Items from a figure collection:

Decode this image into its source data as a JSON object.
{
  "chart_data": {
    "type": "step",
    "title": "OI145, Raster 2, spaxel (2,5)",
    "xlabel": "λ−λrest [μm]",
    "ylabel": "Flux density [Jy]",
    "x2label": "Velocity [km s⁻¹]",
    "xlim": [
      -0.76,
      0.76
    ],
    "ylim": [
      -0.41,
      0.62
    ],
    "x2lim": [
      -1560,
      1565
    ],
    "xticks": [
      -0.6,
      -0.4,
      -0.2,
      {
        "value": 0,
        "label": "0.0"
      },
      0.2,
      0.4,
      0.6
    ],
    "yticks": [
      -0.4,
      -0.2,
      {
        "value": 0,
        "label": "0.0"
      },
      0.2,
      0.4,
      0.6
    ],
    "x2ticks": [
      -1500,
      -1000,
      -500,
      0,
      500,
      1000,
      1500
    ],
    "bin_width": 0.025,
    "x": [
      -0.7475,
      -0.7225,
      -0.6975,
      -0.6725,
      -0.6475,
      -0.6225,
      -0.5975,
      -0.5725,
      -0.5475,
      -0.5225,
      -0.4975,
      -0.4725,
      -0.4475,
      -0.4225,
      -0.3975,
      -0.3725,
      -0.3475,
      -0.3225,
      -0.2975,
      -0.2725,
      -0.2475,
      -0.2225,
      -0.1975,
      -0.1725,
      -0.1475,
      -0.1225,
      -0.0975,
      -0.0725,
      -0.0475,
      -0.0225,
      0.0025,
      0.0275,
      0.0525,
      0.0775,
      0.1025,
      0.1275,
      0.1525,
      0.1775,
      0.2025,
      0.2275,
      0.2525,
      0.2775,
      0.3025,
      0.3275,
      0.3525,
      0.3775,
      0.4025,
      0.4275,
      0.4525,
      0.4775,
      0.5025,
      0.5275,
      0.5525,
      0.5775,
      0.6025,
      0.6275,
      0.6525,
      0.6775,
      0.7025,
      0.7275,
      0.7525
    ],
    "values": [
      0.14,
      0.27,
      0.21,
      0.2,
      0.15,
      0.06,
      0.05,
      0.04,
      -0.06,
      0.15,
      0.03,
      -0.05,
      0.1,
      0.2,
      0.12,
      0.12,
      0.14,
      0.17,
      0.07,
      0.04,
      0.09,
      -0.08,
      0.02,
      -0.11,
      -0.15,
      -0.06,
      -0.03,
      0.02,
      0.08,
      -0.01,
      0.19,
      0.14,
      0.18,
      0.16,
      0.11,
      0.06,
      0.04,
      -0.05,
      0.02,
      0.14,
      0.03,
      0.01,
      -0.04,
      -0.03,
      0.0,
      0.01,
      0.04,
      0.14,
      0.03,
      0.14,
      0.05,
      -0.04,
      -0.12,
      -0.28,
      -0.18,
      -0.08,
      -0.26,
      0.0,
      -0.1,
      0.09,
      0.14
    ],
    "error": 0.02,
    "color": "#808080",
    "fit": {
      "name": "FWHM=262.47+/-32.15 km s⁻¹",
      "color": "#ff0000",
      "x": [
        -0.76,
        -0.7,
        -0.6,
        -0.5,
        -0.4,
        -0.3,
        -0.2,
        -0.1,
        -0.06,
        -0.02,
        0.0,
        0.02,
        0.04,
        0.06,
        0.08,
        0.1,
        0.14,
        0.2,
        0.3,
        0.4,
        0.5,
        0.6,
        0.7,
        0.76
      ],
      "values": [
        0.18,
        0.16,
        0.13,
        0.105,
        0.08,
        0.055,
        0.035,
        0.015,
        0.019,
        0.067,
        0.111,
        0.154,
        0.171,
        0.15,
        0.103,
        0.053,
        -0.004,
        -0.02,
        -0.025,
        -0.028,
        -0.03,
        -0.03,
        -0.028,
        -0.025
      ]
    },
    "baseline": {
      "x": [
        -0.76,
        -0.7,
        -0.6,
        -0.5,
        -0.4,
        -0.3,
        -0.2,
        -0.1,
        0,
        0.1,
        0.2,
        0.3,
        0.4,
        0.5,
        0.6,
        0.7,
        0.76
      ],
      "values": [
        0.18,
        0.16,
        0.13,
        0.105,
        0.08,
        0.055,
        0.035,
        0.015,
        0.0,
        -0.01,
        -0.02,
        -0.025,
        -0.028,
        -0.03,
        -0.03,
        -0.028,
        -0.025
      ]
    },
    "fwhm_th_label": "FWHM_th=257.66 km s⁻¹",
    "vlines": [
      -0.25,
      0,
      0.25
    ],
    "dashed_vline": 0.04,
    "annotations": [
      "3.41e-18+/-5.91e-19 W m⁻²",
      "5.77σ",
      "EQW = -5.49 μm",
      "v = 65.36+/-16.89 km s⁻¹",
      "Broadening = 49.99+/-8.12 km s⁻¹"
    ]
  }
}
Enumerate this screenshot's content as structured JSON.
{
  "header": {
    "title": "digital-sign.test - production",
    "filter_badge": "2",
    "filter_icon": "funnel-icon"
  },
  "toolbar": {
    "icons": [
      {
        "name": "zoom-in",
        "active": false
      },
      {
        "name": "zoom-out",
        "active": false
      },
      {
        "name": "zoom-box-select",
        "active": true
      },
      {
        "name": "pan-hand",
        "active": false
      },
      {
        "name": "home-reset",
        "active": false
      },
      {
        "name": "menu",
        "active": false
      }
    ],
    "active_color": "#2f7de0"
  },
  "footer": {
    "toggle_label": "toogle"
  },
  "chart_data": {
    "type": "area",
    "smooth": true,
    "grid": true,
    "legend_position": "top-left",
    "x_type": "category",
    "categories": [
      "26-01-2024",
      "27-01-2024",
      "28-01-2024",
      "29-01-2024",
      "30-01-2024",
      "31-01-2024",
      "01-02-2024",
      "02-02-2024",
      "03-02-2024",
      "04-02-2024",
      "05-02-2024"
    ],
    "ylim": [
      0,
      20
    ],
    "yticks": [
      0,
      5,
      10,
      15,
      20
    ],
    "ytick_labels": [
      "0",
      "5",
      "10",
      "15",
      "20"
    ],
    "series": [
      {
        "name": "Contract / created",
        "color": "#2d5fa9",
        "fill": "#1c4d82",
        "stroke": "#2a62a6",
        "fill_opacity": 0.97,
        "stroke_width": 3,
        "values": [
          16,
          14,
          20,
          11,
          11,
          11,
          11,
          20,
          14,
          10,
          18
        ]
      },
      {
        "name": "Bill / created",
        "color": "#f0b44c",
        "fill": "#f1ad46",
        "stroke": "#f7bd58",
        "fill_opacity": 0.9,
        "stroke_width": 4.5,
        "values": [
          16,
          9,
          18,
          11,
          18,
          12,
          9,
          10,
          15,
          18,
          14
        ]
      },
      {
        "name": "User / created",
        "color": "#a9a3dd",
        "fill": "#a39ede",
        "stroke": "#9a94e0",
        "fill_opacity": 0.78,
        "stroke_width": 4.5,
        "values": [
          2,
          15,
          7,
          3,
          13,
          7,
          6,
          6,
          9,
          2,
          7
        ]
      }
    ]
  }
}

_PROBLEM_: Retype the whole listing, matching it exactly.

_ANSWER BELOW_:
Decode this image into its source data as a JSON object.
{
  "chart_data": {
    "type": "step",
    "title": "OI145, Raster 2, spaxel (2,5)",
    "xlabel": "λ−λrest [μm]",
    "ylabel": "Flux density [Jy]",
    "x2label": "Velocity [km s⁻¹]",
    "xlim": [
      -0.76,
      0.76
    ],
    "ylim": [
      -0.41,
      0.62
    ],
    "x2lim": [
      -1560,
      1565
    ],
    "xticks": [
      -0.6,
      -0.4,
      -0.2,
      {
        "value": 0,
        "label": "0.0"
      },
      0.2,
      0.4,
      0.6
    ],
    "yticks": [
      -0.4,
      -0.2,
      {
        "value": 0,
        "label": "0.0"
      },
      0.2,
      0.4,
      0.6
    ],
    "x2ticks": [
      -1500,
      -1000,
      -500,
      0,
      500,
      1000,
      1500
    ],
    "bin_width": 0.025,
    "x": [
      -0.7475,
      -0.7225,
      -0.6975,
      -0.6725,
      -0.6475,
      -0.6225,
      -0.5975,
      -0.5725,
      -0.5475,
      -0.5225,
      -0.4975,
      -0.4725,
      -0.4475,
      -0.4225,
      -0.3975,
      -0.3725,
      -0.3475,
      -0.3225,
      -0.2975,
      -0.2725,
      -0.2475,
      -0.2225,
      -0.1975,
      -0.1725,
      -0.1475,
      -0.1225,
      -0.0975,
      -0.0725,
      -0.0475,
      -0.0225,
      0.0025,
      0.0275,
      0.0525,
      0.0775,
      0.1025,
      0.1275,
      0.1525,
      0.1775,
      0.2025,
      0.2275,
      0.2525,
      0.2775,
      0.3025,
      0.3275,
      0.3525,
      0.3775,
      0.4025,
      0.4275,
      0.4525,
      0.4775,
      0.5025,
      0.5275,
      0.5525,
      0.5775,
      0.6025,
      0.6275,
      0.6525,
      0.6775,
      0.7025,
      0.7275,
      0.7525
    ],
    "values": [
      0.14,
      0.27,
      0.21,
      0.2,
      0.15,
      0.06,
      0.05,
      0.04,
      -0.06,
      0.15,
      0.03,
      -0.05,
      0.1,
      0.2,
      0.12,
      0.12,
      0.14,
      0.17,
      0.07,
      0.04,
      0.09,
      -0.08,
      0.02,
      -0.11,
      -0.15,
      -0.06,
      -0.03,
      0.02,
      0.08,
      -0.01,
      0.19,
      0.14,
      0.18,
      0.16,
      0.11,
      0.06,
      0.04,
      -0.05,
      0.02,
      0.14,
      0.03,
      0.01,
      -0.04,
      -0.03,
      0.0,
      0.01,
      0.04,
      0.14,
      0.03,
      0.14,
      0.05,
      -0.04,
      -0.12,
      -0.28,
      -0.18,
      -0.08,
      -0.26,
      0.0,
      -0.1,
      0.09,
      0.14
    ],
    "error": 0.02,
    "color": "#808080",
    "fit": {
      "name": "FWHM=262.47+/-32.15 km s⁻¹",
      "color": "#ff0000",
      "x": [
        -0.76,
        -0.7,
        -0.6,
        -0.5,
        -0.4,
        -0.3,
        -0.2,
        -0.1,
        -0.06,
        -0.02,
        0.0,
        0.02,
        0.04,
        0.06,
        0.08,
        0.1,
        0.14,
        0.2,
        0.3,
        0.4,
        0.5,
        0.6,
        0.7,
        0.76
      ],
      "values": [
        0.18,
        0.16,
        0.13,
        0.105,
        0.08,
        0.055,
        0.035,
        0.015,
        0.019,
        0.067,
        0.111,
        0.154,
        0.171,
        0.15,
        0.103,
        0.053,
        -0.004,
        -0.02,
        -0.025,
        -0.028,
        -0.03,
        -0.03,
        -0.028,
        -0.025
      ]
    },
    "baseline": {
      "x": [
        -0.76,
        -0.7,
        -0.6,
        -0.5,
        -0.4,
        -0.3,
        -0.2,
        -0.1,
        0,
        0.1,
        0.2,
        0.3,
        0.4,
        0.5,
        0.6,
        0.7,
        0.76
      ],
      "values": [
        0.18,
        0.16,
        0.13,
        0.105,
        0.08,
        0.055,
        0.035,
        0.015,
        0.0,
        -0.01,
        -0.02,
        -0.025,
        -0.028,
        -0.03,
        -0.03,
        -0.028,
        -0.025
      ]
    },
    "fwhm_th_label": "FWHM_th=257.66 km s⁻¹",
    "vlines": [
      -0.25,
      0,
      0.25
    ],
    "dashed_vline": 0.04,
    "annotations": [
      "3.41e-18+/-5.91e-19 W m⁻²",
      "5.77σ",
      "EQW = -5.49 μm",
      "v = 65.36+/-16.89 km s⁻¹",
      "Broadening = 49.99+/-8.12 km s⁻¹"
    ]
  }
}
Enumerate this screenshot's content as structured JSON.
{
  "header": {
    "title": "digital-sign.test - production",
    "filter_badge": "2",
    "filter_icon": "funnel-icon"
  },
  "toolbar": {
    "icons": [
      {
        "name": "zoom-in",
        "active": false
      },
      {
        "name": "zoom-out",
        "active": false
      },
      {
        "name": "zoom-box-select",
        "active": true
      },
      {
        "name": "pan-hand",
        "active": false
      },
      {
        "name": "home-reset",
        "active": false
      },
      {
        "name": "menu",
        "active": false
      }
    ],
    "active_color": "#2f7de0"
  },
  "footer": {
    "toggle_label": "toogle"
  },
  "chart_data": {
    "type": "area",
    "smooth": true,
    "grid": true,
    "legend_position": "top-left",
    "x_type": "category",
    "categories": [
      "26-01-2024",
      "27-01-2024",
      "28-01-2024",
      "29-01-2024",
      "30-01-2024",
      "31-01-2024",
      "01-02-2024",
      "02-02-2024",
      "03-02-2024",
      "04-02-2024",
      "05-02-2024"
    ],
    "ylim": [
      0,
      20
    ],
    "yticks": [
      0,
      5,
      10,
      15,
      20
    ],
    "ytick_labels": [
      "0",
      "5",
      "10",
      "15",
      "20"
    ],
    "series": [
      {
        "name": "Contract / created",
        "color": "#2d5fa9",
        "fill": "#1c4d82",
        "stroke": "#2a62a6",
        "fill_opacity": 0.97,
        "stroke_width": 3,
        "values": [
          16,
          14,
          20,
          11,
          11,
          11,
          11,
          20,
          14,
          10,
          18
        ]
      },
      {
        "name": "Bill / created",
        "color": "#f0b44c",
        "fill": "#f1ad46",
        "stroke": "#f7bd58",
        "fill_opacity": 0.9,
        "stroke_width": 4.5,
        "values": [
          16,
          9,
          18,
          11,
          18,
          12,
          9,
          10,
          15,
          18,
          14
        ]
      },
      {
        "name": "User / created",
        "color": "#a9a3dd",
        "fill": "#a39ede",
        "stroke": "#9a94e0",
        "fill_opacity": 0.78,
        "stroke_width": 4.5,
        "values": [
          2,
          15,
          7,
          3,
          13,
          7,
          6,
          6,
          9,
          2,
          7
        ]
      }
    ]
  }
}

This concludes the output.